*Task prompt:*
Write down each entry again, exactly as it reads.

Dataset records
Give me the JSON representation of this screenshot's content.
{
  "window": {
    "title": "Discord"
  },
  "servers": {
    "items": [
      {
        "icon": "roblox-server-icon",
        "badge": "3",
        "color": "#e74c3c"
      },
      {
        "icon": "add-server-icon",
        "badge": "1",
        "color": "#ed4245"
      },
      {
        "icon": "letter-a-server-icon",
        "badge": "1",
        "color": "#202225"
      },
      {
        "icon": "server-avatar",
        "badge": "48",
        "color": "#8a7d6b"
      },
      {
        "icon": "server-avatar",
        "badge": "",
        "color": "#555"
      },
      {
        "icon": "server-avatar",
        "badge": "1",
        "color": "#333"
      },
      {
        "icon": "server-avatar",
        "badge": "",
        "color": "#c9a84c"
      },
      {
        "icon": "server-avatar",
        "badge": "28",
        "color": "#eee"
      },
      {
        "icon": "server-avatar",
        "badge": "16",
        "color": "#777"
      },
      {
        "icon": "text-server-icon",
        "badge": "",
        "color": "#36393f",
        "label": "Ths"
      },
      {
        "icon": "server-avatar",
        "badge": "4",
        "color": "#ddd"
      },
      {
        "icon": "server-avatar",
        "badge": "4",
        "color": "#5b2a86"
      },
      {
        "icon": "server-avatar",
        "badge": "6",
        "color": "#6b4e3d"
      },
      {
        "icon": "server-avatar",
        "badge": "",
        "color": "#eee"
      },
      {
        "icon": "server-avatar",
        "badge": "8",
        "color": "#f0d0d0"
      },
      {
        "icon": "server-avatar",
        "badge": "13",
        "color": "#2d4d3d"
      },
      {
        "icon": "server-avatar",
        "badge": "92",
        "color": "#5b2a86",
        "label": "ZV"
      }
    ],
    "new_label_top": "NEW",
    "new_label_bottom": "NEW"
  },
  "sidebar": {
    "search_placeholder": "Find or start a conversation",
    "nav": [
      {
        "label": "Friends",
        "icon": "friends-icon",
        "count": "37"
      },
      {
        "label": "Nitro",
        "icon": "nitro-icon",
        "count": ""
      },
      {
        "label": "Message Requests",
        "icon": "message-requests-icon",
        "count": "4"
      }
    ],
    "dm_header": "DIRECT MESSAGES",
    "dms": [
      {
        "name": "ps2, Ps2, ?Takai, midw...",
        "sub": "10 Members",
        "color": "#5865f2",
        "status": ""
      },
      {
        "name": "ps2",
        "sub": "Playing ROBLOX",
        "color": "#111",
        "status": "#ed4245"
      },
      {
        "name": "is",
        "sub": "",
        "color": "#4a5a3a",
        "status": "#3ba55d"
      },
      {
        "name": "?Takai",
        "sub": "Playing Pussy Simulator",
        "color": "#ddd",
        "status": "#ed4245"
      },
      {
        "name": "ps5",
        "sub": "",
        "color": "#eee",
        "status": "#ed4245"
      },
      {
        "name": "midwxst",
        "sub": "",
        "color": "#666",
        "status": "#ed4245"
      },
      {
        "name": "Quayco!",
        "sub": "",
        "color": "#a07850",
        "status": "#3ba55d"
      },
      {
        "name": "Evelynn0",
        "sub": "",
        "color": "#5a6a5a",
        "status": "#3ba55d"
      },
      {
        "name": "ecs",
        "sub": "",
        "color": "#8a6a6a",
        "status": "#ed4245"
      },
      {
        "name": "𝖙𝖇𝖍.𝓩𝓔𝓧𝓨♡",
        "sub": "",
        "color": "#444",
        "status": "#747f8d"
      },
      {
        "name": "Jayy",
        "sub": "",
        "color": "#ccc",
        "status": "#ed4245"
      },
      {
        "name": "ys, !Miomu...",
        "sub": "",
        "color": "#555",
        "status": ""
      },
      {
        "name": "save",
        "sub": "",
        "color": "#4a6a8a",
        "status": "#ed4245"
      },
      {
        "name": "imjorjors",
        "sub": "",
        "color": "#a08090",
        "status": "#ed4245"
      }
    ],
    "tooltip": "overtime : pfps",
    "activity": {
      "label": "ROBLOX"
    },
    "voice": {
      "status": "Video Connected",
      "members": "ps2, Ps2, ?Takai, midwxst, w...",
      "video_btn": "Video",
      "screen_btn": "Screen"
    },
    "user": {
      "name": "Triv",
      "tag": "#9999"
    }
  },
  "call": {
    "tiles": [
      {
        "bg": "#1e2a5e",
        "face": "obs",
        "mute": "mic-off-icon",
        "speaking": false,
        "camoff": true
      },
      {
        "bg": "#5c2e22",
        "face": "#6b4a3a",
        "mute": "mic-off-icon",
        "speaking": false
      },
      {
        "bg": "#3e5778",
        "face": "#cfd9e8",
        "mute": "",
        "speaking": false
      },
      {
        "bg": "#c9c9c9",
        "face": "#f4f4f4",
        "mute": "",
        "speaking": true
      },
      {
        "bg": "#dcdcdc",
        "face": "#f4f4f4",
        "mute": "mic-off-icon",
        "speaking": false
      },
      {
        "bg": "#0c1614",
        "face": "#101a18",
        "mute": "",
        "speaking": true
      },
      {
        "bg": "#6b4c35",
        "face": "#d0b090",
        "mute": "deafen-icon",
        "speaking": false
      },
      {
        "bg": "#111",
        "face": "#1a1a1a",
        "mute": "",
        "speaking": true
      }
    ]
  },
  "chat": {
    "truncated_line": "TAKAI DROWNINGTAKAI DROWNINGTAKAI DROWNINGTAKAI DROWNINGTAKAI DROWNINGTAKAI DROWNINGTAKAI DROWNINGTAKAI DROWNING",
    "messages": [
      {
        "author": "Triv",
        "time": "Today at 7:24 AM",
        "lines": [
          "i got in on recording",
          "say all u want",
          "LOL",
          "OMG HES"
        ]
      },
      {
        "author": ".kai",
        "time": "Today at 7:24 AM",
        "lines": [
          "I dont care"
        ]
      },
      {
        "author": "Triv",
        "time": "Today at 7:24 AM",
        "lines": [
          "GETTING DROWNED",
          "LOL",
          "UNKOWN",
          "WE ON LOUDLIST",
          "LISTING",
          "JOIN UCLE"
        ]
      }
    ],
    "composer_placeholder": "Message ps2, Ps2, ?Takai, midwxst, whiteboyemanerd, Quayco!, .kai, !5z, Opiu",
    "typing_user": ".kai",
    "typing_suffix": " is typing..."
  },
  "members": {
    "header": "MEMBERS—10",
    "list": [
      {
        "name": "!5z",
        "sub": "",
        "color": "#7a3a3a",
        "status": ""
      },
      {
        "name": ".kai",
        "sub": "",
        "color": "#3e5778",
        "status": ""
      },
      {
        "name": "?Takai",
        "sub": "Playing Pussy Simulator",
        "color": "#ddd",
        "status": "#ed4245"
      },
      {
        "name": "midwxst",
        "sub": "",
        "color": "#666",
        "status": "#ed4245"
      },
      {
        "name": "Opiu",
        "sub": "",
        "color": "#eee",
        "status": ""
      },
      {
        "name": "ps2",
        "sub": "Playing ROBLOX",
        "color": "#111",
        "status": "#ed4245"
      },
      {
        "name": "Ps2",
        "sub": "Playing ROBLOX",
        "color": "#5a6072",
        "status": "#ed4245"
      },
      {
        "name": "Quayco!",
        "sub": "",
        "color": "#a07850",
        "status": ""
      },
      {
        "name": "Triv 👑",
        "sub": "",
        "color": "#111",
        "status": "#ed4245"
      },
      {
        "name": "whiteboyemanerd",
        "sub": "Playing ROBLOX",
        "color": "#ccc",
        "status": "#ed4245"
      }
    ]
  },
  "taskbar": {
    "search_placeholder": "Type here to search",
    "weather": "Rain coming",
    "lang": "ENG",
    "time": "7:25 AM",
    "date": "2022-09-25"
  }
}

*Answer:*
Give me the JSON representation of this screenshot's content.
{
  "window": {
    "title": "Discord"
  },
  "servers": {
    "items": [
      {
        "icon": "roblox-server-icon",
        "badge": "3",
        "color": "#e74c3c"
      },
      {
        "icon": "add-server-icon",
        "badge": "1",
        "color": "#ed4245"
      },
      {
        "icon": "letter-a-server-icon",
        "badge": "1",
        "color": "#202225"
      },
      {
        "icon": "server-avatar",
        "badge": "48",
        "color": "#8a7d6b"
      },
      {
        "icon": "server-avatar",
        "badge": "",
        "color": "#555"
      },
      {
        "icon": "server-avatar",
        "badge": "1",
        "color": "#333"
      },
      {
        "icon": "server-avatar",
        "badge": "",
        "color": "#c9a84c"
      },
      {
        "icon": "server-avatar",
        "badge": "28",
        "color": "#eee"
      },
      {
        "icon": "server-avatar",
        "badge": "16",
        "color": "#777"
      },
      {
        "icon": "text-server-icon",
        "badge": "",
        "color": "#36393f",
        "label": "Ths"
      },
      {
        "icon": "server-avatar",
        "badge": "4",
        "color": "#ddd"
      },
      {
        "icon": "server-avatar",
        "badge": "4",
        "color": "#5b2a86"
      },
      {
        "icon": "server-avatar",
        "badge": "6",
        "color": "#6b4e3d"
      },
      {
        "icon": "server-avatar",
        "badge": "",
        "color": "#eee"
      },
      {
        "icon": "server-avatar",
        "badge": "8",
        "color": "#f0d0d0"
      },
      {
        "icon": "server-avatar",
        "badge": "13",
        "color": "#2d4d3d"
      },
      {
        "icon": "server-avatar",
        "badge": "92",
        "color": "#5b2a86",
        "label": "ZV"
      }
    ],
    "new_label_top": "NEW",
    "new_label_bottom": "NEW"
  },
  "sidebar": {
    "search_placeholder": "Find or start a conversation",
    "nav": [
      {
        "label": "Friends",
        "icon": "friends-icon",
        "count": "37"
      },
      {
        "label": "Nitro",
        "icon": "nitro-icon",
        "count": ""
      },
      {
        "label": "Message Requests",
        "icon": "message-requests-icon",
        "count": "4"
      }
    ],
    "dm_header": "DIRECT MESSAGES",
    "dms": [
      {
        "name": "ps2, Ps2, ?Takai, midw...",
        "sub": "10 Members",
        "color": "#5865f2",
        "status": ""
      },
      {
        "name": "ps2",
        "sub": "Playing ROBLOX",
        "color": "#111",
        "status": "#ed4245"
      },
      {
        "name": "is",
        "sub": "",
        "color": "#4a5a3a",
        "status": "#3ba55d"
      },
      {
        "name": "?Takai",
        "sub": "Playing Pussy Simulator",
        "color": "#ddd",
        "status": "#ed4245"
      },
      {
        "name": "ps5",
        "sub": "",
        "color": "#eee",
        "status": "#ed4245"
      },
      {
        "name": "midwxst",
        "sub": "",
        "color": "#666",
        "status": "#ed4245"
      },
      {
        "name": "Quayco!",
        "sub": "",
        "color": "#a07850",
        "status": "#3ba55d"
      },
      {
        "name": "Evelynn0",
        "sub": "",
        "color": "#5a6a5a",
        "status": "#3ba55d"
      },
      {
        "name": "ecs",
        "sub": "",
        "color": "#8a6a6a",
        "status": "#ed4245"
      },
      {
        "name": "𝖙𝖇𝖍.𝓩𝓔𝓧𝓨♡",
        "sub": "",
        "color": "#444",
        "status": "#747f8d"
      },
      {
        "name": "Jayy",
        "sub": "",
        "color": "#ccc",
        "status": "#ed4245"
      },
      {
        "name": "ys, !Miomu...",
        "sub": "",
        "color": "#555",
        "status": ""
      },
      {
        "name": "save",
        "sub": "",
        "color": "#4a6a8a",
        "status": "#ed4245"
      },
      {
        "name": "imjorjors",
        "sub": "",
        "color": "#a08090",
        "status": "#ed4245"
      }
    ],
    "tooltip": "overtime : pfps",
    "activity": {
      "label": "ROBLOX"
    },
    "voice": {
      "status": "Video Connected",
      "members": "ps2, Ps2, ?Takai, midwxst, w...",
      "video_btn": "Video",
      "screen_btn": "Screen"
    },
    "user": {
      "name": "Triv",
      "tag": "#9999"
    }
  },
  "call": {
    "tiles": [
      {
        "bg": "#1e2a5e",
        "face": "obs",
        "mute": "mic-off-icon",
        "speaking": false,
        "camoff": true
      },
      {
        "bg": "#5c2e22",
        "face": "#6b4a3a",
        "mute": "mic-off-icon",
        "speaking": false
      },
      {
        "bg": "#3e5778",
        "face": "#cfd9e8",
        "mute": "",
        "speaking": false
      },
      {
        "bg": "#c9c9c9",
        "face": "#f4f4f4",
        "mute": "",
        "speaking": true
      },
      {
        "bg": "#dcdcdc",
        "face": "#f4f4f4",
        "mute": "mic-off-icon",
        "speaking": false
      },
      {
        "bg": "#0c1614",
        "face": "#101a18",
        "mute": "",
        "speaking": true
      },
      {
        "bg": "#6b4c35",
        "face": "#d0b090",
        "mute": "deafen-icon",
        "speaking": false
      },
      {
        "bg": "#111",
        "face": "#1a1a1a",
        "mute": "",
        "speaking": true
      }
    ]
  },
  "chat": {
    "truncated_line": "TAKAI DROWNINGTAKAI DROWNINGTAKAI DROWNINGTAKAI DROWNINGTAKAI DROWNINGTAKAI DROWNINGTAKAI DROWNINGTAKAI DROWNING",
    "messages": [
      {
        "author": "Triv",
        "time": "Today at 7:24 AM",
        "lines": [
          "i got in on recording",
          "say all u want",
          "LOL",
          "OMG HES"
        ]
      },
      {
        "author": ".kai",
        "time": "Today at 7:24 AM",
        "lines": [
          "I dont care"
        ]
      },
      {
        "author": "Triv",
        "time": "Today at 7:24 AM",
        "lines": [
          "GETTING DROWNED",
          "LOL",
          "UNKOWN",
          "WE ON LOUDLIST",
          "LISTING",
          "JOIN UCLE"
        ]
      }
    ],
    "composer_placeholder": "Message ps2, Ps2, ?Takai, midwxst, whiteboyemanerd, Quayco!, .kai, !5z, Opiu",
    "typing_user": ".kai",
    "typing_suffix": " is typing..."
  },
  "members": {
    "header": "MEMBERS—10",
    "list": [
      {
        "name": "!5z",
        "sub": "",
        "color": "#7a3a3a",
        "status": ""
      },
      {
        "name": ".kai",
        "sub": "",
        "color": "#3e5778",
        "status": ""
      },
      {
        "name": "?Takai",
        "sub": "Playing Pussy Simulator",
        "color": "#ddd",
        "status": "#ed4245"
      },
      {
        "name": "midwxst",
        "sub": "",
        "color": "#666",
        "status": "#ed4245"
      },
      {
        "name": "Opiu",
        "sub": "",
        "color": "#eee",
        "status": ""
      },
      {
        "name": "ps2",
        "sub": "Playing ROBLOX",
        "color": "#111",
        "status": "#ed4245"
      },
      {
        "name": "Ps2",
        "sub": "Playing ROBLOX",
        "color": "#5a6072",
        "status": "#ed4245"
      },
      {
        "name": "Quayco!",
        "sub": "",
        "color": "#a07850",
        "status": ""
      },
      {
        "name": "Triv 👑",
        "sub": "",
        "color": "#111",
        "status": "#ed4245"
      },
      {
        "name": "whiteboyemanerd",
        "sub": "Playing ROBLOX",
        "color": "#ccc",
        "status": "#ed4245"
      }
    ]
  },
  "taskbar": {
    "search_placeholder": "Type here to search",
    "weather": "Rain coming",
    "lang": "ENG",
    "time": "7:25 AM",
    "date": "2022-09-25"
  }
}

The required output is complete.